• [TASK TO COMPLETE] Check each line of the listing for the word "Denise" and report how many lines contain it, giving nothing but the number.

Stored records
────────────────────

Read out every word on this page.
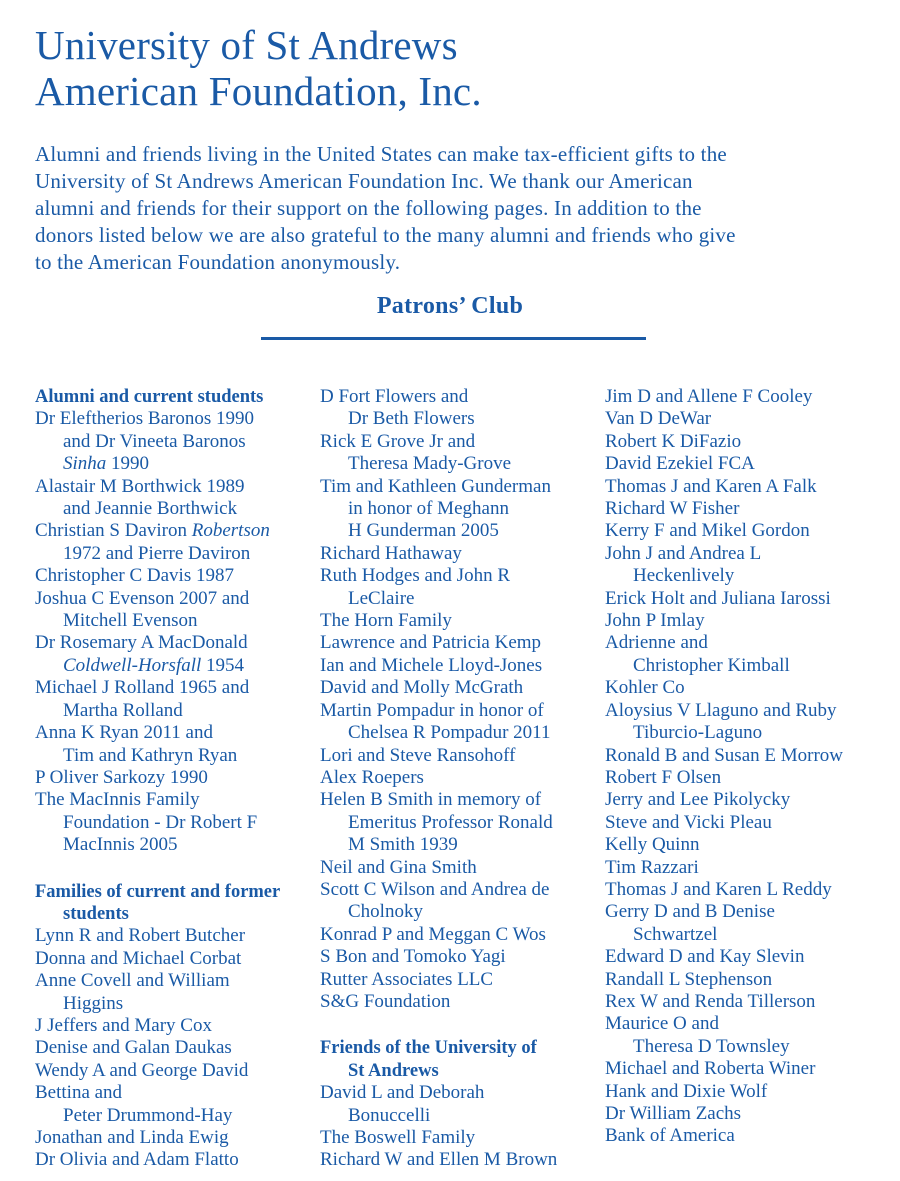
University of St Andrews
American Foundation, Inc.
Alumni and friends living in the United States can make tax-efficient gifts to the
University of St Andrews American Foundation Inc. We thank our American
alumni and friends for their support on the following pages. In addition to the
donors listed below we are also grateful to the many alumni and friends who give
to the American Foundation anonymously.
Patrons’ Club
Alumni and current students
Dr Eleftherios Baronos 1990
and Dr Vineeta Baronos
Sinha 1990
Alastair M Borthwick 1989
and Jeannie Borthwick
Christian S Daviron Robertson
1972 and Pierre Daviron
Christopher C Davis 1987
Joshua C Evenson 2007 and
Mitchell Evenson
Dr Rosemary A MacDonald
Coldwell-Horsfall 1954
Michael J Rolland 1965 and
Martha Rolland
Anna K Ryan 2011 and
Tim and Kathryn Ryan
P Oliver Sarkozy 1990
The MacInnis Family
Foundation - Dr Robert F
MacInnis 2005
Families of current and former
students
Lynn R and Robert Butcher
Donna and Michael Corbat
Anne Covell and William
Higgins
J Jeffers and Mary Cox
Denise and Galan Daukas
Wendy A and George David
Bettina and
Peter Drummond-Hay
Jonathan and Linda Ewig
Dr Olivia and Adam Flatto
D Fort Flowers and
Dr Beth Flowers
Rick E Grove Jr and
Theresa Mady-Grove
Tim and Kathleen Gunderman
in honor of Meghann
H Gunderman 2005
Richard Hathaway
Ruth Hodges and John R
LeClaire
The Horn Family
Lawrence and Patricia Kemp
Ian and Michele Lloyd-Jones
David and Molly McGrath
Martin Pompadur in honor of
Chelsea R Pompadur 2011
Lori and Steve Ransohoff
Alex Roepers
Helen B Smith in memory of
Emeritus Professor Ronald
M Smith 1939
Neil and Gina Smith
Scott C Wilson and Andrea de
Cholnoky
Konrad P and Meggan C Wos
S Bon and Tomoko Yagi
Rutter Associates LLC
S&G Foundation
Friends of the University of
St Andrews
David L and Deborah
Bonuccelli
The Boswell Family
Richard W and Ellen M Brown
Jim D and Allene F Cooley
Van D DeWar
Robert K DiFazio
David Ezekiel FCA
Thomas J and Karen A Falk
Richard W Fisher
Kerry F and Mikel Gordon
John J and Andrea L
Heckenlively
Erick Holt and Juliana Iarossi
John P Imlay
Adrienne and
Christopher Kimball
Kohler Co
Aloysius V Llaguno and Ruby
Tiburcio-Laguno
Ronald B and Susan E Morrow
Robert F Olsen
Jerry and Lee Pikolycky
Steve and Vicki Pleau
Kelly Quinn
Tim Razzari
Thomas J and Karen L Reddy
Gerry D and B Denise
Schwartzel
Edward D and Kay Slevin
Randall L Stephenson
Rex W and Renda Tillerson
Maurice O and
Theresa D Townsley
Michael and Roberta Winer
Hank and Dixie Wolf
Dr William Zachs
Bank of America
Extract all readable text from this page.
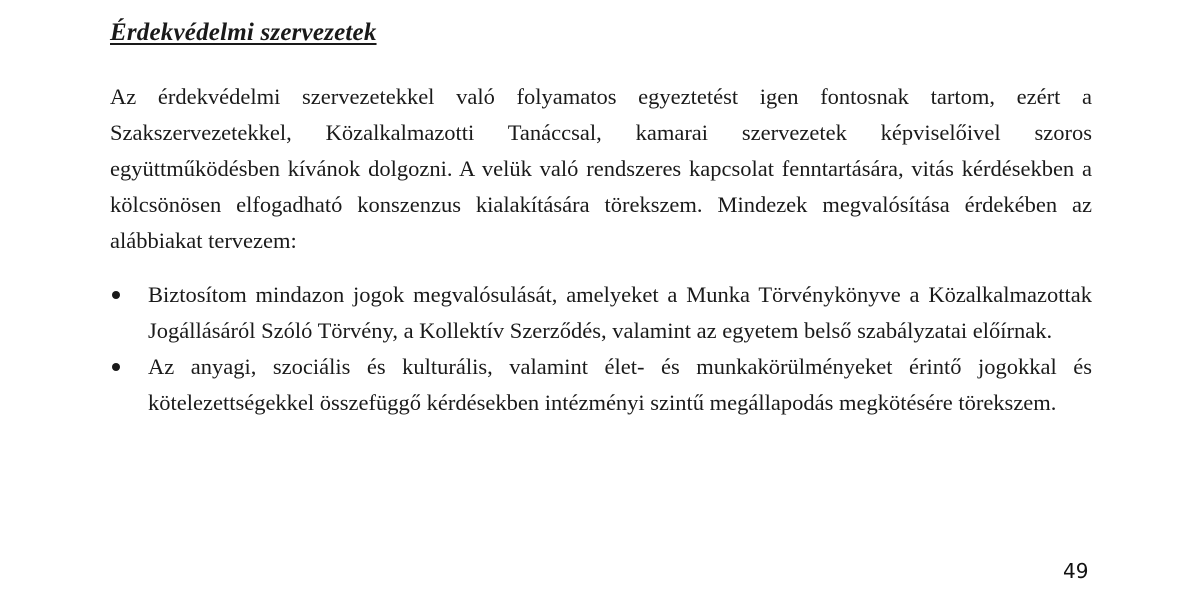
Érdekvédelmi szervezetek

Az érdekvédelmi szervezetekkel való folyamatos egyeztetést igen fontosnak tartom, ezért a Szakszervezetekkel, Közalkalmazotti Tanáccsal, kamarai szervezetek képviselőivel szoros együttműködésben kívánok dolgozni. A velük való rendszeres kapcsolat fenntartására, vitás kérdésekben a kölcsönösen elfogadható konszenzus kialakítására törekszem. Mindezek megvalósítása érdekében az alábbiakat tervezem:

Biztosítom mindazon jogok megvalósulását, amelyeket a Munka Törvénykönyve a Közalkalmazottak Jogállásáról Szóló Törvény, a Kollektív Szerződés, valamint az egyetem belső szabályzatai előírnak.
Az anyagi, szociális és kulturális, valamint élet- és munkakörülményeket érintő jogokkal és kötelezettségekkel összefüggő kérdésekben intézményi szintű megállapodás megkötésére törekszem.
49
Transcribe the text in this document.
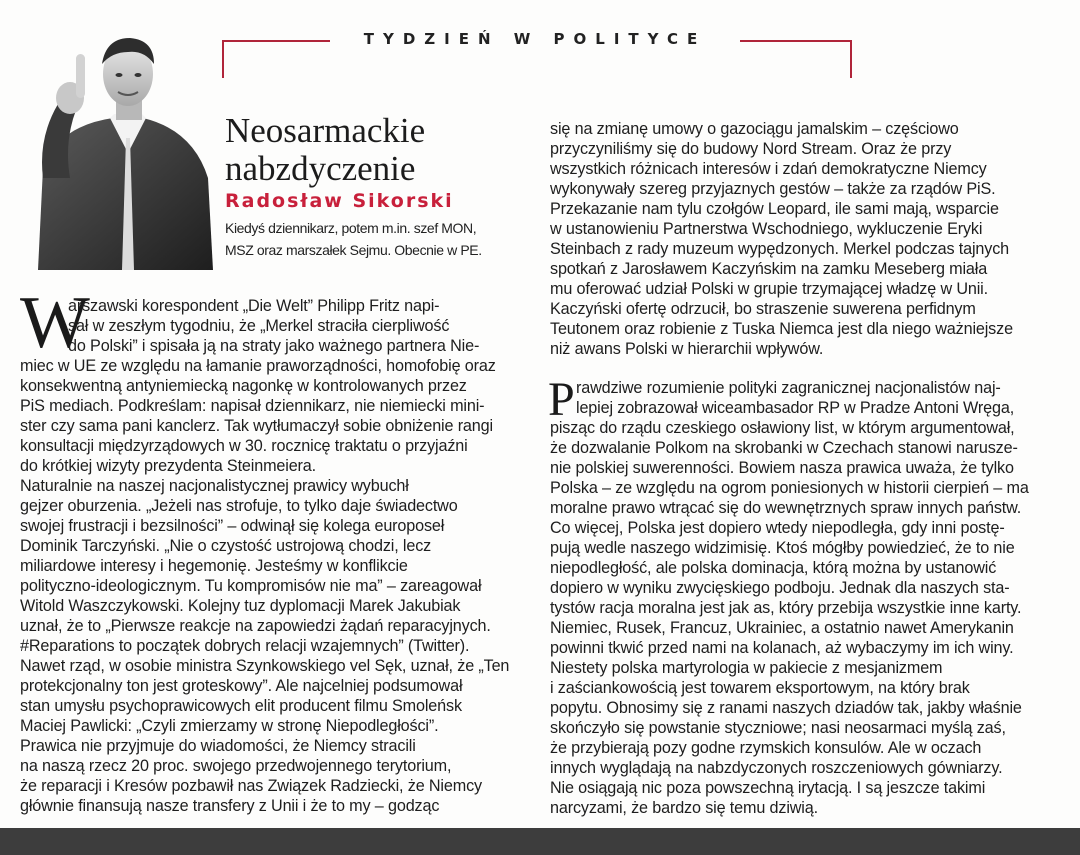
TYDZIEŃ W POLITYCE
Neosarmackie nabzdyczenie
Radosław Sikorski
Kiedyś dziennikarz, potem m.in. szef MON,
MSZ oraz marszałek Sejmu. Obecnie w PE.
W
P
arszawski korespondent „Die Welt” Philipp Fritz napi-
sał w zeszłym tygodniu, że „Merkel straciła cierpliwość
do Polski” i spisała ją na straty jako ważnego partnera Nie-
miec w UE ze względu na łamanie praworządności, homofobię oraz
konsekwentną antyniemiecką nagonkę w kontrolowanych przez
PiS mediach. Podkreślam: napisał dziennikarz, nie niemiecki mini-
ster czy sama pani kanclerz. Tak wytłumaczył sobie obniżenie rangi
konsultacji międzyrządowych w 30. rocznicę traktatu o przyjaźni
do krótkiej wizyty prezydenta Steinmeiera.
Naturalnie na naszej nacjonalistycznej prawicy wybuchł
gejzer oburzenia. „Jeżeli nas strofuje, to tylko daje świadectwo
swojej frustracji i bezsilności” – odwinął się kolega europoseł
Dominik Tarczyński. „Nie o czystość ustrojową chodzi, lecz
miliardowe interesy i hegemonię. Jesteśmy w konflikcie
polityczno-ideologicznym. Tu kompromisów nie ma” – zareagował
Witold Waszczykowski. Kolejny tuz dyplomacji Marek Jakubiak
uznał, że to „Pierwsze reakcje na zapowiedzi żądań reparacyjnych.
#Reparations to początek dobrych relacji wzajemnych” (Twitter).
Nawet rząd, w osobie ministra Szynkowskiego vel Sęk, uznał, że „Ten
protekcjonalny ton jest groteskowy”. Ale najcelniej podsumował
stan umysłu psychoprawicowych elit producent filmu Smoleńsk
Maciej Pawlicki: „Czyli zmierzamy w stronę Niepodległości”.
Prawica nie przyjmuje do wiadomości, że Niemcy stracili
na naszą rzecz 20 proc. swojego przedwojennego terytorium,
że reparacji i Kresów pozbawił nas Związek Radziecki, że Niemcy
głównie finansują nasze transfery z Unii i że to my – godząc
się na zmianę umowy o gazociągu jamalskim – częściowo
przyczyniliśmy się do budowy Nord Stream. Oraz że przy
wszystkich różnicach interesów i zdań demokratyczne Niemcy
wykonywały szereg przyjaznych gestów – także za rządów PiS.
Przekazanie nam tylu czołgów Leopard, ile sami mają, wsparcie
w ustanowieniu Partnerstwa Wschodniego, wykluczenie Eryki
Steinbach z rady muzeum wypędzonych. Merkel podczas tajnych
spotkań z Jarosławem Kaczyńskim na zamku Meseberg miała
mu oferować udział Polski w grupie trzymającej władzę w Unii.
Kaczyński ofertę odrzucił, bo straszenie suwerena perfidnym
Teutonem oraz robienie z Tuska Niemca jest dla niego ważniejsze
niż awans Polski w hierarchii wpływów.
rawdziwe rozumienie polityki zagranicznej nacjonalistów naj-
lepiej zobrazował wiceambasador RP w Pradze Antoni Wręga,
pisząc do rządu czeskiego osławiony list, w którym argumentował,
że dozwalanie Polkom na skrobanki w Czechach stanowi narusze-
nie polskiej suwerenności. Bowiem nasza prawica uważa, że tylko
Polska – ze względu na ogrom poniesionych w historii cierpień – ma
moralne prawo wtrącać się do wewnętrznych spraw innych państw.
Co więcej, Polska jest dopiero wtedy niepodległa, gdy inni postę-
pują wedle naszego widzimisię. Ktoś mógłby powiedzieć, że to nie
niepodległość, ale polska dominacja, którą można by ustanowić
dopiero w wyniku zwycięskiego podboju. Jednak dla naszych sta-
tystów racja moralna jest jak as, który przebija wszystkie inne karty.
Niemiec, Rusek, Francuz, Ukrainiec, a ostatnio nawet Amerykanin
powinni tkwić przed nami na kolanach, aż wybaczymy im ich winy.
Niestety polska martyrologia w pakiecie z mesjanizmem
i zaściankowością jest towarem eksportowym, na który brak
popytu. Obnosimy się z ranami naszych dziadów tak, jakby właśnie
skończyło się powstanie styczniowe; nasi neosarmaci myślą zaś,
że przybierają pozy godne rzymskich konsulów. Ale w oczach
innych wyglądają na nabzdyczonych roszczeniowych gówniarzy.
Nie osiągają nic poza powszechną irytacją. I są jeszcze takimi
narcyzami, że bardzo się temu dziwią.
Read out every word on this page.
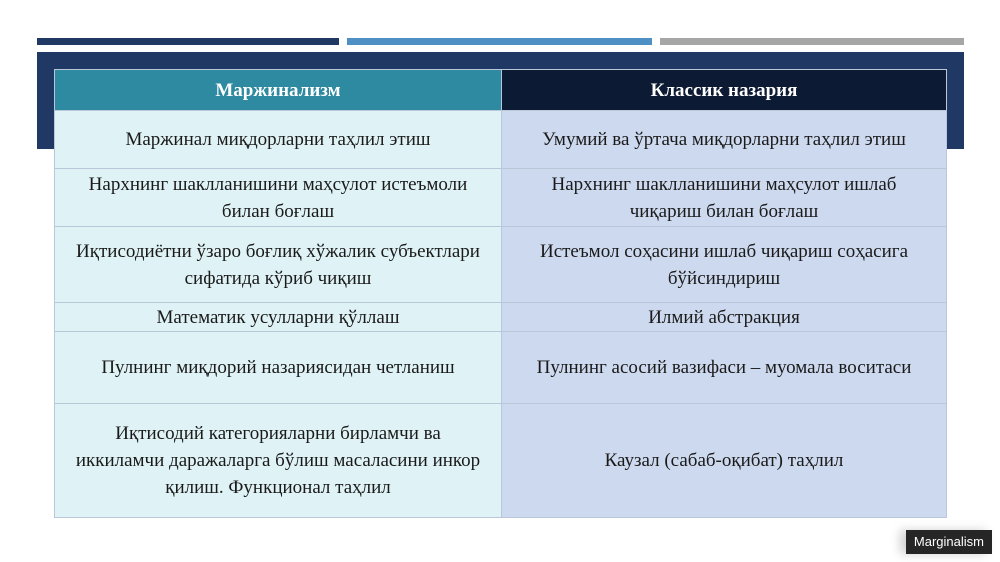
Маржинализм	Классик назария
Маржинал миқдорларни таҳлил этиш	Умумий ва ўртача миқдорларни таҳлил этиш
Нархнинг шаклланишини маҳсулот истеъмоли билан боғлаш	Нархнинг шаклланишини маҳсулот ишлаб чиқариш билан боғлаш
Иқтисодиётни ўзаро боғлиқ хўжалик субъектлари сифатида кўриб чиқиш	Истеъмол соҳасини ишлаб чиқариш соҳасига бўйсиндириш
Математик усулларни қўллаш	Илмий абстракция
Пулнинг миқдорий назариясидан четланиш	Пулнинг асосий вазифаси – муомала воситаси
Иқтисодий категорияларни бирламчи ва иккиламчи даражаларга бўлиш масаласини инкор қилиш. Функционал таҳлил	Каузал (сабаб-оқибат) таҳлил
Marginalism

────────────────────

• [WRITTEN ANSWER] 2